◆ COMPLETE THE FOLLOWING
a) Quote the whole patch review reply on FEC CBS offload support, word for word.
b) Print everything in the rows from the very first line down to the line containing "The window sash 32 is at (1007, 178).", both included, exactly as they appear.
## Begin ARTICLE
RE: [PATCH V2 net-next] net: fec: add CBS offload support

From: Wei Fang
Date: Tue Feb 14 2023 - 04:34:36 EST


> -----Original Message-----
> From: Alexander Lobakin <alexandr.lobakin@xxxxxxxxx>
> Sent: 2023年2月14日 0:05
> To: Wei Fang <wei.fang@xxxxxxx>
> Cc: Shenwei Wang <shenwei.wang@xxxxxxx>; Clark Wang
> <xiaoning.wang@xxxxxxx>; davem@xxxxxxxxxxxxx; edumazet@xxxxxxxxxx;
> kuba@xxxxxxxxxx; pabeni@xxxxxxxxxx; simon.horman@xxxxxxxxxxxx;
> andrew@xxxxxxx; netdev@xxxxxxxxxxxxxxx; dl-linux-imx <linux-imx@xxxxxxx>;
> linux-kernel@xxxxxxxxxxxxxxx
> Subject: Re: [PATCH V2 net-next] net: fec: add CBS offload support
>
> From: Wei Fang <wei.fang@xxxxxxx>
> Date: Mon, 13 Feb 2023 17:29:12 +0800
>
> > From: Wei Fang <wei.fang@xxxxxxx>
> >
> > The FEC hardware supports the Credit-based shaper (CBS) which control
> > the bandwidth distribution between normal traffic and time-sensitive
> > traffic with respect to the total link bandwidth available.
> > But notice that the bandwidth allocation of hardware is restricted to
> > certain values. Below is the equation which is used to calculate the
> > BW (bandwidth) fraction for per class:
> > BW fraction = 1 / (1 + 512 / idle_slope)
>
> [...]
>
> > @@ -571,6 +575,12 @@ struct fec_stop_mode_gpr {
> > u8 bit;
> > };
> >
> > +struct fec_cbs_params {
> > + bool enable[FEC_ENET_MAX_TX_QS];
>
> Maybe smth like
>
> DECLARE_BITMAP(enabled, FEC_ENET_MAX_TX_QS);
>
> ?
## End ARTICLE
## Begin RECORDED INFORMATION
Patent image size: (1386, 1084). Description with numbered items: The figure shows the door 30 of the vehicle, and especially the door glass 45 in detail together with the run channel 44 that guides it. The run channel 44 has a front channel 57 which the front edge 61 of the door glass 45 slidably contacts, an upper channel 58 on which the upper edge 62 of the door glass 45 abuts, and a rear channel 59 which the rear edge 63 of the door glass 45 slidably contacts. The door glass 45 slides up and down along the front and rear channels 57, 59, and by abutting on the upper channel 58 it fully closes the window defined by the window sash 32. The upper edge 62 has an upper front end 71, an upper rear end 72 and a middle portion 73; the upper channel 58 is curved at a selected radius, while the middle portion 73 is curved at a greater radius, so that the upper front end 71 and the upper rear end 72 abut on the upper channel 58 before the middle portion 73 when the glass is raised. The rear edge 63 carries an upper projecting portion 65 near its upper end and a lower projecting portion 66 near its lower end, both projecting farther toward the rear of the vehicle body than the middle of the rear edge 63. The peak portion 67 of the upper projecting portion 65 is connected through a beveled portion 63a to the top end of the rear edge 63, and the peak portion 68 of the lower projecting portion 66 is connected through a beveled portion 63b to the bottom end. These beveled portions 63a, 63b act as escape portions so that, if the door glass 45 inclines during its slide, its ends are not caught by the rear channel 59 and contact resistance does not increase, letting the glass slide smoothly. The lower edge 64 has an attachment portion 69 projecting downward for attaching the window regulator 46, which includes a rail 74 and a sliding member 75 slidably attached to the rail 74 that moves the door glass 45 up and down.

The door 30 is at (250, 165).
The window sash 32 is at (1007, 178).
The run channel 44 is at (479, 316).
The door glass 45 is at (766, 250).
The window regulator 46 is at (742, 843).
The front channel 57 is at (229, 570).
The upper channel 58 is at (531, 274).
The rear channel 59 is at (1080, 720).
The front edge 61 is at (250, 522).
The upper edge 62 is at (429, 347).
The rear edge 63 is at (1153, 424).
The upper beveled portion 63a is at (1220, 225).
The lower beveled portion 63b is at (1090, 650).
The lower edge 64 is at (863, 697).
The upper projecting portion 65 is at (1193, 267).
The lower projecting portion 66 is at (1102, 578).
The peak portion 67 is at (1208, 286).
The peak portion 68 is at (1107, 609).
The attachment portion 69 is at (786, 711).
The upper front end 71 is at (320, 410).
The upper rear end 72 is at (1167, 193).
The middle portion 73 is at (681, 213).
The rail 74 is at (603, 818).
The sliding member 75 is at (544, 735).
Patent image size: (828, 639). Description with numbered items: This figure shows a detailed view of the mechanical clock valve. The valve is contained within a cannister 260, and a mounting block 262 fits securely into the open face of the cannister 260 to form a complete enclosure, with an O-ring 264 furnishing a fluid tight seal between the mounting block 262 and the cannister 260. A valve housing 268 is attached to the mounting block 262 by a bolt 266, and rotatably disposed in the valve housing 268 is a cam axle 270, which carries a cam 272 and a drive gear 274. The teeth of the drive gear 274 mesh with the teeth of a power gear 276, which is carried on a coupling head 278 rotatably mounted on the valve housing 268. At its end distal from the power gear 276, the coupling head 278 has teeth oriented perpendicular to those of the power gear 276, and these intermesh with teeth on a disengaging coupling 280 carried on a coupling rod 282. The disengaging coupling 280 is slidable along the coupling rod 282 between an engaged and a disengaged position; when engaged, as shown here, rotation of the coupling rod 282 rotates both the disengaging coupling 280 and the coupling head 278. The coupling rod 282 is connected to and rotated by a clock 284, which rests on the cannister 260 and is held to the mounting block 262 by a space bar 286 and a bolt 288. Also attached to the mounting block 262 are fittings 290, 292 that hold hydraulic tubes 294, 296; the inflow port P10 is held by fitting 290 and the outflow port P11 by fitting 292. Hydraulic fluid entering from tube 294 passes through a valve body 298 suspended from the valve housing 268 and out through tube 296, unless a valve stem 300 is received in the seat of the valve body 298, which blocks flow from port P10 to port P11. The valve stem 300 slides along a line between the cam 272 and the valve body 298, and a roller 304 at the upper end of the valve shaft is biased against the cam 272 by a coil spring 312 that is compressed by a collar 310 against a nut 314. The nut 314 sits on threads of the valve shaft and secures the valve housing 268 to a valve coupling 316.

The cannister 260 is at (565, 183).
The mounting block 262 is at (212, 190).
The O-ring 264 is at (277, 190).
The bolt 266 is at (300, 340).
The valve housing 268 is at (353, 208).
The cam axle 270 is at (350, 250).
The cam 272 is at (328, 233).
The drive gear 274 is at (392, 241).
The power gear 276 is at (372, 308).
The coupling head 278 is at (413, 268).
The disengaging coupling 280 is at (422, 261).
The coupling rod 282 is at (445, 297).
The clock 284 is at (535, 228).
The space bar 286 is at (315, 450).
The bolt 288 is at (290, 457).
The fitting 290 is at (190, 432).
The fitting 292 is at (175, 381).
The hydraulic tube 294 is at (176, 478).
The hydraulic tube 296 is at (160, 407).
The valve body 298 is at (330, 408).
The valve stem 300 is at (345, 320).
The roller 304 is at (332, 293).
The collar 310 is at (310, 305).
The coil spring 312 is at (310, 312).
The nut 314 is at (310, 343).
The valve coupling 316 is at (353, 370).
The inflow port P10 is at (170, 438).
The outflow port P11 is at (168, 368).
## End RECORDED INFORMATION
◆ ANSWERS PER TASK
a)
RE: [PATCH V2 net-next] net: fec: add CBS offload support

From: Wei Fang
Date: Tue Feb 14 2023 - 04:34:36 EST


> -----Original Message-----
> From: Alexander Lobakin <alexandr.lobakin@xxxxxxxxx>
> Sent: 2023年2月14日 0:05
> To: Wei Fang <wei.fang@xxxxxxx>
> Cc: Shenwei Wang <shenwei.wang@xxxxxxx>; Clark Wang
> <xiaoning.wang@xxxxxxx>; davem@xxxxxxxxxxxxx; edumazet@xxxxxxxxxx;
> kuba@xxxxxxxxxx; pabeni@xxxxxxxxxx; simon.horman@xxxxxxxxxxxx;
> andrew@xxxxxxx; netdev@xxxxxxxxxxxxxxx; dl-linux-imx <linux-imx@xxxxxxx>;
> linux-kernel@xxxxxxxxxxxxxxx
> Subject: Re: [PATCH V2 net-next] net: fec: add CBS offload support
>
> From: Wei Fang <wei.fang@xxxxxxx>
> Date: Mon, 13 Feb 2023 17:29:12 +0800
>
> > From: Wei Fang <wei.fang@xxxxxxx>
> >
> > The FEC hardware supports the Credit-based shaper (CBS) which control
> > the bandwidth distribution between normal traffic and time-sensitive
> > traffic with respect to the total link bandwidth available.
> > But notice that the bandwidth allocation of hardware is restricted to
> > certain values. Below is the equation which is used to calculate the
> > BW (bandwidth) fraction for per class:
> > BW fraction = 1 / (1 + 512 / idle_slope)
>
> [...]
>
> > @@ -571,6 +575,12 @@ struct fec_stop_mode_gpr {
> > u8 bit;
> > };
> >
> > +struct fec_cbs_params {
> > + bool enable[FEC_ENET_MAX_TX_QS];
>
> Maybe smth like
>
> DECLARE_BITMAP(enabled, FEC_ENET_MAX_TX_QS);
>
> ?

b)
Patent image size: (1386, 1084). Description with numbered items: The figure shows the door 30 of the vehicle, and especially the door glass 45 in detail together with the run channel 44 that guides it. The run channel 44 has a front channel 57 which the front edge 61 of the door glass 45 slidably contacts, an upper channel 58 on which the upper edge 62 of the door glass 45 abuts, and a rear channel 59 which the rear edge 63 of the door glass 45 slidably contacts. The door glass 45 slides up and down along the front and rear channels 57, 59, and by abutting on the upper channel 58 it fully closes the window defined by the window sash 32. The upper edge 62 has an upper front end 71, an upper rear end 72 and a middle portion 73; the upper channel 58 is curved at a selected radius, while the middle portion 73 is curved at a greater radius, so that the upper front end 71 and the upper rear end 72 abut on the upper channel 58 before the middle portion 73 when the glass is raised. The rear edge 63 carries an upper projecting portion 65 near its upper end and a lower projecting portion 66 near its lower end, both projecting farther toward the rear of the vehicle body than the middle of the rear edge 63. The peak portion 67 of the upper projecting portion 65 is connected through a beveled portion 63a to the top end of the rear edge 63, and the peak portion 68 of the lower projecting portion 66 is connected through a beveled portion 63b to the bottom end. These beveled portions 63a, 63b act as escape portions so that, if the door glass 45 inclines during its slide, its ends are not caught by the rear channel 59 and contact resistance does not increase, letting the glass slide smoothly. The lower edge 64 has an attachment portion 69 projecting downward for attaching the window regulator 46, which includes a rail 74 and a sliding member 75 slidably attached to the rail 74 that moves the door glass 45 up and down.

The door 30 is at (250, 165).
The window sash 32 is at (1007, 178).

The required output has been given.